▸ REQUIREMENTS
From the listing below, pull each line that includes "title".

▸ PROVIDED RECORDS
____________
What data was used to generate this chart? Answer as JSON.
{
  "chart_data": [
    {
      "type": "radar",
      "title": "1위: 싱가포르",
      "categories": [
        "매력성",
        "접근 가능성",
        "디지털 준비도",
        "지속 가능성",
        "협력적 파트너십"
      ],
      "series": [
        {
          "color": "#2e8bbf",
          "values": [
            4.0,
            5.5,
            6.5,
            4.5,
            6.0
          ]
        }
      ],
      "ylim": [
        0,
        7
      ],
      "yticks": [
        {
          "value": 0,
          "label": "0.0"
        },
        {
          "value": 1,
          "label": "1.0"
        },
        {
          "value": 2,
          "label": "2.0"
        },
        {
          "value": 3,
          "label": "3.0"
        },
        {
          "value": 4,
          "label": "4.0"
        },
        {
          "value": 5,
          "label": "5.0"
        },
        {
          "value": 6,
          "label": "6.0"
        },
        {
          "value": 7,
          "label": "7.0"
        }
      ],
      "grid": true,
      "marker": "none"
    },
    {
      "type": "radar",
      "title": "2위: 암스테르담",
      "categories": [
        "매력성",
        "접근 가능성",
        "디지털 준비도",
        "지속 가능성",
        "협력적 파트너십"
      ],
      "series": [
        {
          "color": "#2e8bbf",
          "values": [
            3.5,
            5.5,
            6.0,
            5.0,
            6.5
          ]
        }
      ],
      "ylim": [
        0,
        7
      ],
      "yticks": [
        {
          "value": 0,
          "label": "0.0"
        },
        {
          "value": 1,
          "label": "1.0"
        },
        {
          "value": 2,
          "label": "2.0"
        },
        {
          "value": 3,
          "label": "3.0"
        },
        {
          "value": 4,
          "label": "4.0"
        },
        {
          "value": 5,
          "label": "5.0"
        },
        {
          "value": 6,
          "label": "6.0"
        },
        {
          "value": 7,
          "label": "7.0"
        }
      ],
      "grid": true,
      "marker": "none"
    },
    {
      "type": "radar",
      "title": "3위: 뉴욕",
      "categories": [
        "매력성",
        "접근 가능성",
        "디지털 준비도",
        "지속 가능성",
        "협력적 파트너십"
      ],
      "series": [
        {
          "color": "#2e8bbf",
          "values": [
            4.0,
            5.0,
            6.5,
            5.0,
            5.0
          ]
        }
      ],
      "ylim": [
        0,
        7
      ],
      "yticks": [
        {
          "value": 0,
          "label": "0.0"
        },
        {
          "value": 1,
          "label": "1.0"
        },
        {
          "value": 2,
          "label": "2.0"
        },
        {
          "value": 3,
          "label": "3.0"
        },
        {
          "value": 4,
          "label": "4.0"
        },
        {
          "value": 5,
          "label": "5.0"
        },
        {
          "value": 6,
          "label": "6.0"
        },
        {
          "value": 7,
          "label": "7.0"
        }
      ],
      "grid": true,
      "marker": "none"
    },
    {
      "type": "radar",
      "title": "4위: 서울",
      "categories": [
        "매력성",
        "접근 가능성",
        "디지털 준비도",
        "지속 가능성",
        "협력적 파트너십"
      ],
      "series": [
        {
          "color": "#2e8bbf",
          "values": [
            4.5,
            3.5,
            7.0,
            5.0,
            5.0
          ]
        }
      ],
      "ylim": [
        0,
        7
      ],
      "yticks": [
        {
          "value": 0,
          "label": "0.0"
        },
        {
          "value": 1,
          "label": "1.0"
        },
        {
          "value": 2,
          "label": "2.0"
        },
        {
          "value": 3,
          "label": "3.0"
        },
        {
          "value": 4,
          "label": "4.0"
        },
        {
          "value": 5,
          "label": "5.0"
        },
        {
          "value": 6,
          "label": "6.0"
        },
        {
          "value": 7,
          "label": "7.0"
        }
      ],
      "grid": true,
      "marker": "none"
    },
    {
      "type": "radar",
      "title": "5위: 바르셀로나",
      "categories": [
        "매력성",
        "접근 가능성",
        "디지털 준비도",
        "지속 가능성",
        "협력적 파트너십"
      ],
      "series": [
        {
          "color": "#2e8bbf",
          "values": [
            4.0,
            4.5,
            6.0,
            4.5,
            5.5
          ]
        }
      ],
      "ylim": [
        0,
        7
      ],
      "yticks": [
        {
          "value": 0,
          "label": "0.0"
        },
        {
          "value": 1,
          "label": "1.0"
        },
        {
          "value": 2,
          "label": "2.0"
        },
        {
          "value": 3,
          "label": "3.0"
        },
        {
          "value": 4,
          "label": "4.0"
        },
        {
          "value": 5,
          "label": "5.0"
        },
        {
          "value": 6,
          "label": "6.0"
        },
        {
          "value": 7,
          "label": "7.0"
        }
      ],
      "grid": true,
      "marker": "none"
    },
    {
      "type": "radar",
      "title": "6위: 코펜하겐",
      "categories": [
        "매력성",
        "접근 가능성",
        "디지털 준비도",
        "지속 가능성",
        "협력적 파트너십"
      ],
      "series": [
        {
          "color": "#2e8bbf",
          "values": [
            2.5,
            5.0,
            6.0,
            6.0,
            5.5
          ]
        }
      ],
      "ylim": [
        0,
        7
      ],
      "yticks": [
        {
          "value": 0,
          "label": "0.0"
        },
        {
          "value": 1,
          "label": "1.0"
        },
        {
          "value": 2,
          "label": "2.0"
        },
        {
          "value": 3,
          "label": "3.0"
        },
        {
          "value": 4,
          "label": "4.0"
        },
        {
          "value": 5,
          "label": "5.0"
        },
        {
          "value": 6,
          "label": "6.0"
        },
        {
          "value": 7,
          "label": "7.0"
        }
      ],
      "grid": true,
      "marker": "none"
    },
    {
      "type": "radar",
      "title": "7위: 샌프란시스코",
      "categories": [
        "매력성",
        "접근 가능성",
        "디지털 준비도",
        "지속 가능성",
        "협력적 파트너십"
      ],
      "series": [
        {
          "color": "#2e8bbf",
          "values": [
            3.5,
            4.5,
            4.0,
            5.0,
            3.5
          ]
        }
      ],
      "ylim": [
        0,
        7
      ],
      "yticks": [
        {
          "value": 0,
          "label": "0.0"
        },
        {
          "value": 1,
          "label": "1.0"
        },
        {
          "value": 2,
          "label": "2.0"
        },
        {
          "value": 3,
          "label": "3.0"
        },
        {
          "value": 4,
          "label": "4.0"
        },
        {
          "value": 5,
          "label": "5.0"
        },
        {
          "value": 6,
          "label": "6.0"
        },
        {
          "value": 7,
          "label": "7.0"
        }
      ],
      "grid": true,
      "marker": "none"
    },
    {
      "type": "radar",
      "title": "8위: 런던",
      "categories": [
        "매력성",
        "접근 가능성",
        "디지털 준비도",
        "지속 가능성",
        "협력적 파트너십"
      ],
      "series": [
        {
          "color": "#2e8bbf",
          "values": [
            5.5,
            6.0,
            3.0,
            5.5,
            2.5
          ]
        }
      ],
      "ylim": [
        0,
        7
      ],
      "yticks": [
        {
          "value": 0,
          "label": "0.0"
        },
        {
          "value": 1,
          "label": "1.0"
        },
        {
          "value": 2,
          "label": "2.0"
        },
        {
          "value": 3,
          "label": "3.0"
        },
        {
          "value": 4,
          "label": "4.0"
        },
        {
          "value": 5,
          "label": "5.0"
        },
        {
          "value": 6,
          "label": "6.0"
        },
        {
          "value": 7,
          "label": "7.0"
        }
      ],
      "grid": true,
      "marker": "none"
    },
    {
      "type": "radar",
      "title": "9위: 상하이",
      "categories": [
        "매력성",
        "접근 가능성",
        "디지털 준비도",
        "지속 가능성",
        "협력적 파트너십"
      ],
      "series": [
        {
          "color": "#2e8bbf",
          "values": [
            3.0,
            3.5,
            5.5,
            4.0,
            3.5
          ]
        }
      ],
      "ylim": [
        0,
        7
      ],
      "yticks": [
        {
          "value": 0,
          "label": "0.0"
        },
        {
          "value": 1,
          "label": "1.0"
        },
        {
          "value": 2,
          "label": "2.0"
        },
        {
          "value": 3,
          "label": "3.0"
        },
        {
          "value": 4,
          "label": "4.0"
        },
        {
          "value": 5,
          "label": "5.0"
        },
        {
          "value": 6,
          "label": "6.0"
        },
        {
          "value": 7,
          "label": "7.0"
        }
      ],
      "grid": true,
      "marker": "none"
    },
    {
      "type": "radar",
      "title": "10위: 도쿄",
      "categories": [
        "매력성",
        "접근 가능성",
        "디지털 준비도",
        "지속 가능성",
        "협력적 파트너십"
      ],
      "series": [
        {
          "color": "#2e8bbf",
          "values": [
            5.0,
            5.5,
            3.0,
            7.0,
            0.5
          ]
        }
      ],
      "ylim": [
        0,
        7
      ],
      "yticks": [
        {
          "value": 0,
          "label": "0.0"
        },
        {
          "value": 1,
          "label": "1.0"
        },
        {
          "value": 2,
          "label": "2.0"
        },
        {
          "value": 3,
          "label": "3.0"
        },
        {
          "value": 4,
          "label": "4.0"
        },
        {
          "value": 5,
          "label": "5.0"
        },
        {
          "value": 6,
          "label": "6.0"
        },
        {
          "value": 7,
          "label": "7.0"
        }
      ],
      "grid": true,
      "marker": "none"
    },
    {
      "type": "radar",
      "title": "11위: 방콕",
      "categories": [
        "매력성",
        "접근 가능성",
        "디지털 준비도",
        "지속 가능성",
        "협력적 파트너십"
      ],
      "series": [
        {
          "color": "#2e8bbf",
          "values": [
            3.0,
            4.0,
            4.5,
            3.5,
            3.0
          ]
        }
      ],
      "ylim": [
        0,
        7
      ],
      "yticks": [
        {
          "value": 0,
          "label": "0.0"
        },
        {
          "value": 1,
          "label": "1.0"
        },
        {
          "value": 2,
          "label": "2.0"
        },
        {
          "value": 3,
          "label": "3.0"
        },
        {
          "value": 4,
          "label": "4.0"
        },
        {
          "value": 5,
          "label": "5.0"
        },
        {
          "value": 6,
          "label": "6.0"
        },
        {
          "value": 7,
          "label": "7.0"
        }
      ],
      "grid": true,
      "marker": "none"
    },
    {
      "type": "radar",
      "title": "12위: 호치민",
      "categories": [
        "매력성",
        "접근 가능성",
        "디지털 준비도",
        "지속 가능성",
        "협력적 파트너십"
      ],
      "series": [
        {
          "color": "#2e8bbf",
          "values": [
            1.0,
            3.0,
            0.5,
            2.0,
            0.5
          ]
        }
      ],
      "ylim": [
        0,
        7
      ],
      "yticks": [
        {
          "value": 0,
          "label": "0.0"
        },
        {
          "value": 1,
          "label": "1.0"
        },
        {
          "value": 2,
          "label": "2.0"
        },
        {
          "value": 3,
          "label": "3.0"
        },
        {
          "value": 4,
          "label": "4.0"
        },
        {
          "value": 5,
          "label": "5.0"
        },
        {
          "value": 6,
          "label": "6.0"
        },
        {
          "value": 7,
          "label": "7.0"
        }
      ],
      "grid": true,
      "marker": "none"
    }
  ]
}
____________
▸ EXERCISE RESPONSE
      "title": "1위: 싱가포르",
      "title": "2위: 암스테르담",
      "title": "3위: 뉴욕",
      "title": "4위: 서울",
      "title": "5위: 바르셀로나",
      "title": "6위: 코펜하겐",
      "title": "7위: 샌프란시스코",
      "title": "8위: 런던",
      "title": "9위: 상하이",
      "title": "10위: 도쿄",
      "title": "11위: 방콕",
      "title": "12위: 호치민",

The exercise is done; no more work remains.